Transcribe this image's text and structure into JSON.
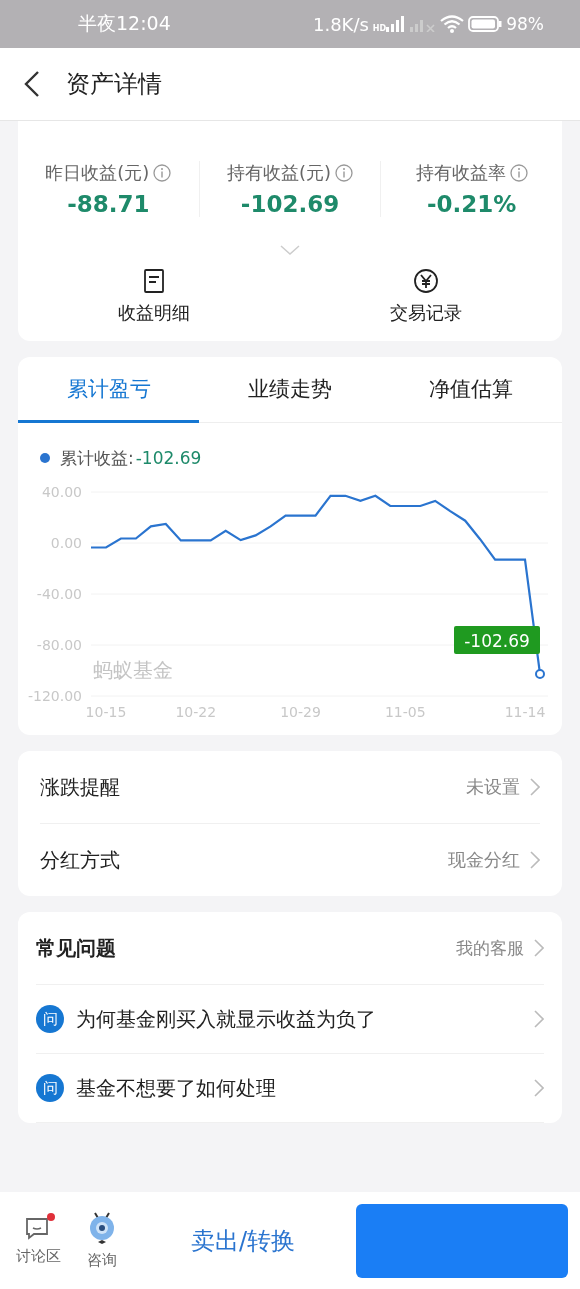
{
  "status_bar": {
    "time": "半夜12:04",
    "net_speed": "1.8K/s",
    "signal_label": "HD",
    "battery": "98%"
  },
  "header": {
    "title": "资产详情"
  },
  "summary": {
    "metrics": [
      {
        "label": "昨日收益(元)",
        "value": "-88.71"
      },
      {
        "label": "持有收益(元)",
        "value": "-102.69"
      },
      {
        "label": "持有收益率",
        "value": "-0.21%"
      }
    ],
    "expanded": false,
    "actions": [
      {
        "kind": "document",
        "label": "收益明细"
      },
      {
        "kind": "yen",
        "label": "交易记录"
      }
    ]
  },
  "tabs": [
    {
      "label": "累计盈亏",
      "selected": true
    },
    {
      "label": "业绩走势",
      "selected": false
    },
    {
      "label": "净值估算",
      "selected": false
    }
  ],
  "chart": {
    "legend_value": "-102.69",
    "watermark": "蚂蚁基金",
    "chart_data": {
      "type": "line",
      "categories": [
        null,
        "10-15",
        null,
        null,
        null,
        null,
        null,
        "10-22",
        null,
        null,
        null,
        null,
        null,
        null,
        "10-29",
        null,
        null,
        null,
        null,
        null,
        null,
        "11-05",
        null,
        null,
        null,
        null,
        null,
        null,
        null,
        "11-14",
        null
      ],
      "series": [
        {
          "name": "累计收益:",
          "color": "#2a74cf",
          "values": [
            -3.5,
            -3.5,
            3.5,
            3.5,
            13,
            15,
            2,
            2,
            2,
            9.5,
            2.3,
            6,
            13,
            21.5,
            21.5,
            21.5,
            37,
            37,
            33,
            37,
            29,
            29,
            29,
            33,
            25,
            17.5,
            3,
            -13,
            -13,
            -13,
            -102.69
          ]
        }
      ],
      "ylim": [
        -120,
        40
      ],
      "yticks": [
        {
          "value": 40,
          "label": "40.00"
        },
        {
          "value": 0,
          "label": "0.00"
        },
        {
          "value": -40,
          "label": "-40.00"
        },
        {
          "value": -80,
          "label": "-80.00"
        },
        {
          "value": -120,
          "label": "-120.00"
        }
      ],
      "grid": true,
      "annotations": [
        "-102.69"
      ]
    }
  },
  "settings": [
    {
      "label": "涨跌提醒",
      "value": "未设置"
    },
    {
      "label": "分红方式",
      "value": "现金分红"
    }
  ],
  "faq": {
    "title": "常见问题",
    "link": "我的客服",
    "items": [
      {
        "badge": "问",
        "text": "为何基金刚买入就显示收益为负了"
      },
      {
        "badge": "问",
        "text": "基金不想要了如何处理"
      }
    ]
  },
  "bottom_bar": {
    "items": [
      {
        "kind": "chat",
        "label": "讨论区",
        "badge": true
      },
      {
        "kind": "mascot",
        "label": "咨询",
        "badge": false
      }
    ],
    "sell_button": "卖出/转换"
  }
}
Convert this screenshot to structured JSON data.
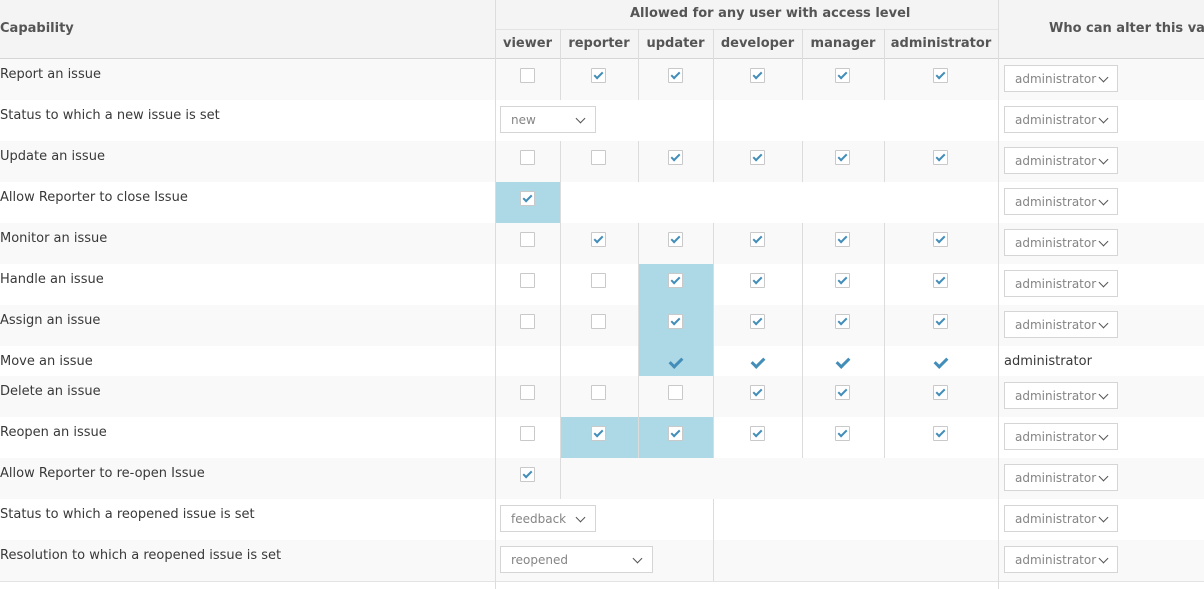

+---+

**GIVEN TASK**
Identify the lines that contain the string "badge", and copy every one of them.

**EXERCISE RESPONSE**
        "badge": "问",
        "badge": "问",
        "badge": true
        "badge": false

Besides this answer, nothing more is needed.